··· Rows
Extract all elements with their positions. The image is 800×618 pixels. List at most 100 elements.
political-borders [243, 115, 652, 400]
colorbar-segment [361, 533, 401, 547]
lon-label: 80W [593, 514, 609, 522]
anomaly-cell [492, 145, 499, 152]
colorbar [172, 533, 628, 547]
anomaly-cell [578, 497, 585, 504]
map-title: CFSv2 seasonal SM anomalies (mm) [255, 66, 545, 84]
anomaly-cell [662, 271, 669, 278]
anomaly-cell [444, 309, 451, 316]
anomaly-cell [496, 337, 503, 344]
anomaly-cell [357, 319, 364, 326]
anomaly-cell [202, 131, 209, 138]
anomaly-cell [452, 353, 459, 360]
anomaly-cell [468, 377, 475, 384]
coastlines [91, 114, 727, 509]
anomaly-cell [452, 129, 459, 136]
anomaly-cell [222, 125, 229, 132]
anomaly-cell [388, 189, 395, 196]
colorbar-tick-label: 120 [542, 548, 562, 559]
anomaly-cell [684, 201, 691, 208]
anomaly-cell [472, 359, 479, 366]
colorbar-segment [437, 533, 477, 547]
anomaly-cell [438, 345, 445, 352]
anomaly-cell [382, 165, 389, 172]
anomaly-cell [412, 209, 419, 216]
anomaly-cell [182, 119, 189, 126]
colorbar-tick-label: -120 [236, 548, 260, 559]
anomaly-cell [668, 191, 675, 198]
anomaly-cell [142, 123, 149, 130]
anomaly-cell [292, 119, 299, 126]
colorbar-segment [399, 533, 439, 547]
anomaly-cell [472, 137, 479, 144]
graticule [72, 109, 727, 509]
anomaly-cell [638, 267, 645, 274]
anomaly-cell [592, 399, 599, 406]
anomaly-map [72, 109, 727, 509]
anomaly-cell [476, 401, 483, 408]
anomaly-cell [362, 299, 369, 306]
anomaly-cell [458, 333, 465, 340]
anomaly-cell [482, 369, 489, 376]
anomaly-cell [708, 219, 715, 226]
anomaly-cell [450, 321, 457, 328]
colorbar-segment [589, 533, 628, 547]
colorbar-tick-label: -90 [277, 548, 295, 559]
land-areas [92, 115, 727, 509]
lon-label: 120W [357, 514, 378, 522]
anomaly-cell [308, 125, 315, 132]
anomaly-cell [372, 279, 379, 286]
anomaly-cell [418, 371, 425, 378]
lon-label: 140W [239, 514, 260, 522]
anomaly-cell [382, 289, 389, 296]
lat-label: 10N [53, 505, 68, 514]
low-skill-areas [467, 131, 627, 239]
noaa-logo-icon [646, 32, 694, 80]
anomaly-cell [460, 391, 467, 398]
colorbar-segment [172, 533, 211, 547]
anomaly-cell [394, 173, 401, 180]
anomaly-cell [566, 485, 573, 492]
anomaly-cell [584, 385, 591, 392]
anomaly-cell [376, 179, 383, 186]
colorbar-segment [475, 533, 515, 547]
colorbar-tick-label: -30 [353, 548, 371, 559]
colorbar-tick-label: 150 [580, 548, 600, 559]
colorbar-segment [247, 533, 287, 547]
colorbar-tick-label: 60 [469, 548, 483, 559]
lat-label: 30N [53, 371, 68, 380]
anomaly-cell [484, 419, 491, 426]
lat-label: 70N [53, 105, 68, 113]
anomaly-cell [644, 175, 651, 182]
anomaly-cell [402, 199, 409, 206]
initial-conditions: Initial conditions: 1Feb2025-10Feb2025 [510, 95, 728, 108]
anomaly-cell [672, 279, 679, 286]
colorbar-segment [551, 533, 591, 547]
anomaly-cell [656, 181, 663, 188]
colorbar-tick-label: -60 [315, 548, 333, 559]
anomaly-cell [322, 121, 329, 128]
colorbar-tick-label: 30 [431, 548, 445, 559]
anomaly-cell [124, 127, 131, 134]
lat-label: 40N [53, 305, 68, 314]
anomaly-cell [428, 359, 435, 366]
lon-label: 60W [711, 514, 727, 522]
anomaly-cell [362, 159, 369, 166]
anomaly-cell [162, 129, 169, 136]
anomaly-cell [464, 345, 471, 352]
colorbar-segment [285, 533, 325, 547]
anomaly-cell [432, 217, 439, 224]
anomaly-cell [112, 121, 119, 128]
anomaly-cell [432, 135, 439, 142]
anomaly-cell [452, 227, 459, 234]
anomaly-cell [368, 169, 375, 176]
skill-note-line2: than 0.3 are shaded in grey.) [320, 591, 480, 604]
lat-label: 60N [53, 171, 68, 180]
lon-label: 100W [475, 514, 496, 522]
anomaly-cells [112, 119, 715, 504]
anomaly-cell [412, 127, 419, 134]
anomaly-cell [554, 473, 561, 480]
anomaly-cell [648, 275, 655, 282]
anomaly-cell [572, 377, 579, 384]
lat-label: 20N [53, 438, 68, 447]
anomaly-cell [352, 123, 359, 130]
······
* Required work:
Could you rewrite all of this material with every "colorbar-tick-label" changed to "legend-tick-label" and nothing else altered?

* Finished answer:
Extract all elements with their positions. The image is 800×618 pixels. List at most 100 elements.
political-borders [243, 115, 652, 400]
colorbar-segment [361, 533, 401, 547]
lon-label: 80W [593, 514, 609, 522]
anomaly-cell [492, 145, 499, 152]
colorbar [172, 533, 628, 547]
anomaly-cell [578, 497, 585, 504]
map-title: CFSv2 seasonal SM anomalies (mm) [255, 66, 545, 84]
anomaly-cell [662, 271, 669, 278]
anomaly-cell [444, 309, 451, 316]
anomaly-cell [496, 337, 503, 344]
anomaly-cell [357, 319, 364, 326]
anomaly-cell [202, 131, 209, 138]
anomaly-cell [452, 353, 459, 360]
anomaly-cell [468, 377, 475, 384]
coastlines [91, 114, 727, 509]
anomaly-cell [452, 129, 459, 136]
anomaly-cell [222, 125, 229, 132]
anomaly-cell [388, 189, 395, 196]
legend-tick-label: 120 [542, 548, 562, 559]
anomaly-cell [684, 201, 691, 208]
anomaly-cell [472, 359, 479, 366]
colorbar-segment [437, 533, 477, 547]
anomaly-cell [438, 345, 445, 352]
anomaly-cell [382, 165, 389, 172]
anomaly-cell [412, 209, 419, 216]
anomaly-cell [182, 119, 189, 126]
legend-tick-label: -120 [236, 548, 260, 559]
anomaly-cell [668, 191, 675, 198]
anomaly-cell [142, 123, 149, 130]
anomaly-cell [292, 119, 299, 126]
colorbar-segment [399, 533, 439, 547]
anomaly-cell [472, 137, 479, 144]
graticule [72, 109, 727, 509]
anomaly-cell [638, 267, 645, 274]
anomaly-cell [592, 399, 599, 406]
anomaly-map [72, 109, 727, 509]
anomaly-cell [476, 401, 483, 408]
anomaly-cell [362, 299, 369, 306]
anomaly-cell [458, 333, 465, 340]
anomaly-cell [482, 369, 489, 376]
anomaly-cell [708, 219, 715, 226]
anomaly-cell [450, 321, 457, 328]
colorbar-segment [589, 533, 628, 547]
legend-tick-label: -90 [277, 548, 295, 559]
land-areas [92, 115, 727, 509]
lon-label: 120W [357, 514, 378, 522]
anomaly-cell [308, 125, 315, 132]
anomaly-cell [372, 279, 379, 286]
anomaly-cell [418, 371, 425, 378]
lon-label: 140W [239, 514, 260, 522]
anomaly-cell [382, 289, 389, 296]
lat-label: 10N [53, 505, 68, 514]
low-skill-areas [467, 131, 627, 239]
noaa-logo-icon [646, 32, 694, 80]
anomaly-cell [460, 391, 467, 398]
colorbar-segment [172, 533, 211, 547]
anomaly-cell [394, 173, 401, 180]
anomaly-cell [566, 485, 573, 492]
anomaly-cell [584, 385, 591, 392]
anomaly-cell [376, 179, 383, 186]
colorbar-segment [475, 533, 515, 547]
legend-tick-label: -30 [353, 548, 371, 559]
legend-tick-label: 150 [580, 548, 600, 559]
colorbar-segment [247, 533, 287, 547]
legend-tick-label: 60 [469, 548, 483, 559]
lat-label: 30N [53, 371, 68, 380]
anomaly-cell [484, 419, 491, 426]
lat-label: 70N [53, 105, 68, 113]
anomaly-cell [644, 175, 651, 182]
anomaly-cell [402, 199, 409, 206]
initial-conditions: Initial conditions: 1Feb2025-10Feb2025 [510, 95, 728, 108]
anomaly-cell [672, 279, 679, 286]
colorbar-segment [551, 533, 591, 547]
anomaly-cell [656, 181, 663, 188]
legend-tick-label: -60 [315, 548, 333, 559]
anomaly-cell [322, 121, 329, 128]
legend-tick-label: 30 [431, 548, 445, 559]
anomaly-cell [124, 127, 131, 134]
lat-label: 40N [53, 305, 68, 314]
anomaly-cell [428, 359, 435, 366]
lon-label: 60W [711, 514, 727, 522]
anomaly-cell [362, 159, 369, 166]
anomaly-cell [162, 129, 169, 136]
anomaly-cell [464, 345, 471, 352]
colorbar-segment [285, 533, 325, 547]
anomaly-cell [432, 217, 439, 224]
anomaly-cell [112, 121, 119, 128]
anomaly-cell [432, 135, 439, 142]
anomaly-cell [452, 227, 459, 234]
anomaly-cell [368, 169, 375, 176]
skill-note-line2: than 0.3 are shaded in grey.) [320, 591, 480, 604]
lat-label: 60N [53, 171, 68, 180]
lon-label: 100W [475, 514, 496, 522]
anomaly-cells [112, 119, 715, 504]
anomaly-cell [412, 127, 419, 134]
anomaly-cell [554, 473, 561, 480]
anomaly-cell [648, 275, 655, 282]
anomaly-cell [572, 377, 579, 384]
lat-label: 20N [53, 438, 68, 447]
anomaly-cell [352, 123, 359, 130]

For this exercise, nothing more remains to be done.